» Your objective
Single out the lines that include the word "JSON". Copy them.

◆ ◆ ◆ ◆

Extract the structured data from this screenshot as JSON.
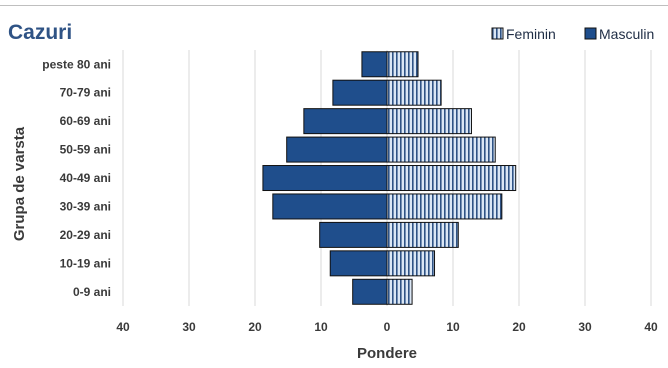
{
  "chart_data": {
    "type": "bar",
    "orientation": "horizontal",
    "subtype": "population-pyramid",
    "title": "Cazuri",
    "xlabel": "Pondere",
    "ylabel": "Grupa de varsta",
    "categories": [
      "0-9 ani",
      "10-19 ani",
      "20-29 ani",
      "30-39 ani",
      "40-49 ani",
      "50-59 ani",
      "60-69 ani",
      "70-79 ani",
      "peste 80 ani"
    ],
    "series": [
      {
        "name": "Feminin",
        "side": "right",
        "color": "#dbe7f5",
        "pattern": "vertical-stripes",
        "values": [
          3.8,
          7.2,
          10.8,
          17.4,
          19.5,
          16.4,
          12.8,
          8.2,
          4.7
        ]
      },
      {
        "name": "Masculin",
        "side": "left",
        "color": "#1f4e8c",
        "pattern": "solid",
        "values": [
          5.2,
          8.6,
          10.2,
          17.3,
          18.8,
          15.2,
          12.6,
          8.2,
          3.8
        ]
      }
    ],
    "xlim": [
      -40,
      40
    ],
    "xticks": [
      -40,
      -30,
      -20,
      -10,
      0,
      10,
      20,
      30,
      40
    ],
    "xtick_labels": [
      "40",
      "30",
      "20",
      "10",
      "0",
      "10",
      "20",
      "30",
      "40"
    ],
    "grid": true,
    "legend_position": "top-right"
  }
}
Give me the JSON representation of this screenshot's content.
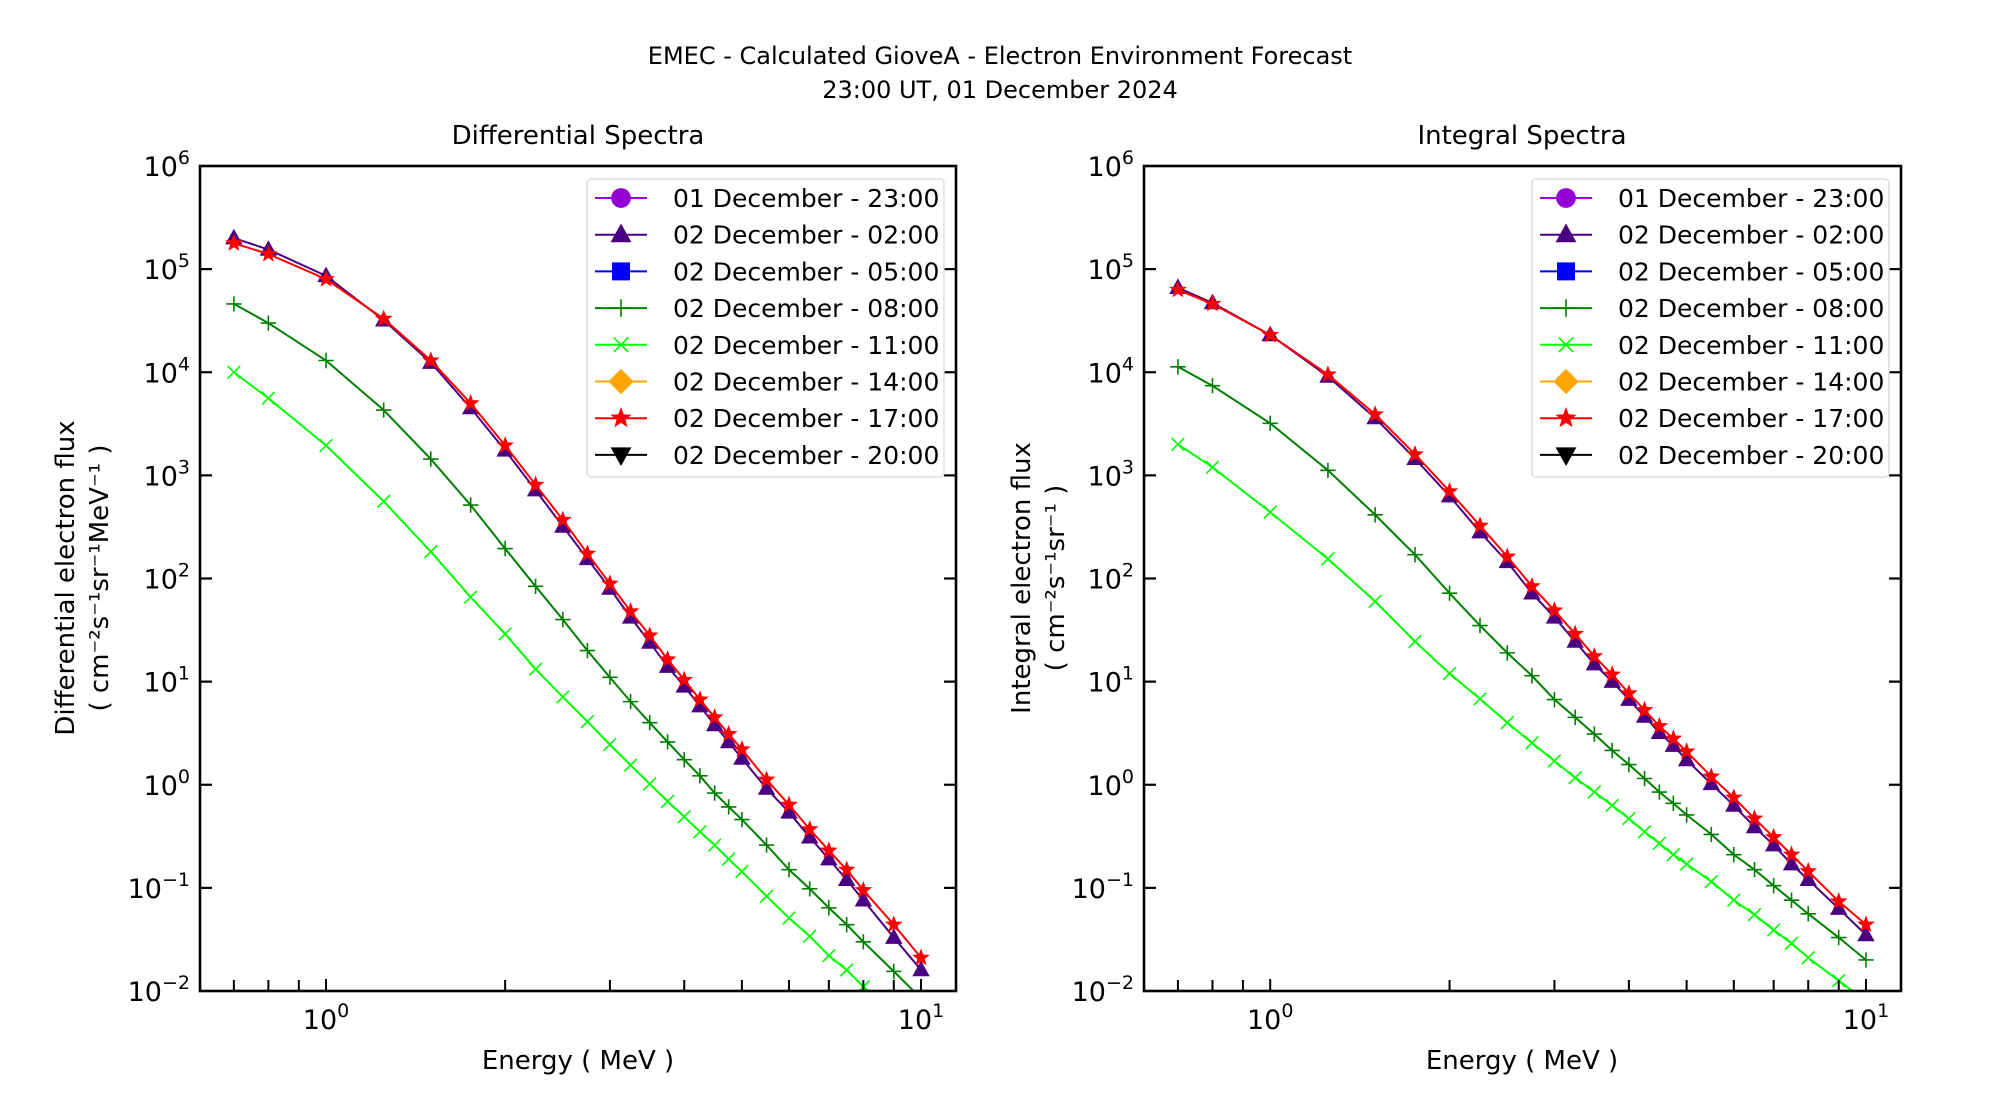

◆ ◆ ◆ ◆

» Expected answer
Extract the structured data from this screenshot as JSON.
Give me the JSON representation of this screenshot's content.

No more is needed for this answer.